■ **Saved data entries**
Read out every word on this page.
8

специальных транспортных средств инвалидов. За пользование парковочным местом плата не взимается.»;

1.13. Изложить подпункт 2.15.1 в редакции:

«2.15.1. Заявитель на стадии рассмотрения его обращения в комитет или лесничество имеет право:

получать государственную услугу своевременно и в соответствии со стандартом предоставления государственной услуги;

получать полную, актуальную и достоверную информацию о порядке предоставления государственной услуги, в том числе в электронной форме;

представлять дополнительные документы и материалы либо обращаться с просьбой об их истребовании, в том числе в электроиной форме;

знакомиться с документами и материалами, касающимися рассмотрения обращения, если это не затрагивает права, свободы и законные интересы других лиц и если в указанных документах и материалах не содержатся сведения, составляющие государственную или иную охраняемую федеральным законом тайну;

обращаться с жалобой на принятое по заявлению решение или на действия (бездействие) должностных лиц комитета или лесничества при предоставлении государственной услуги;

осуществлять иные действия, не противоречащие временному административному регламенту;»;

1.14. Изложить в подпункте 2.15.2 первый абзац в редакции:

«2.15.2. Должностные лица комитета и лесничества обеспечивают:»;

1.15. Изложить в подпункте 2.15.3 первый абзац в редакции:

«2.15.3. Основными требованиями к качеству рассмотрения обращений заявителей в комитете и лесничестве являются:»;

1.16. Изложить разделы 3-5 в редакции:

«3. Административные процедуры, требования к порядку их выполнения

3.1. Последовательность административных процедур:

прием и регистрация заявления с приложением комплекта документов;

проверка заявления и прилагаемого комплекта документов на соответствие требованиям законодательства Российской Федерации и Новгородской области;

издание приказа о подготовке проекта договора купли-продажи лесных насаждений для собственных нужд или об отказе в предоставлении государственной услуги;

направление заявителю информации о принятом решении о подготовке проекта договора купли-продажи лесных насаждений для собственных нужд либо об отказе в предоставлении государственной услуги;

■ **WHAT THE TASK ASKS**
Report how many lines in the listing above include the word "комплекта". Give nothing but the number.

■ **WORKED SOLUTION**
2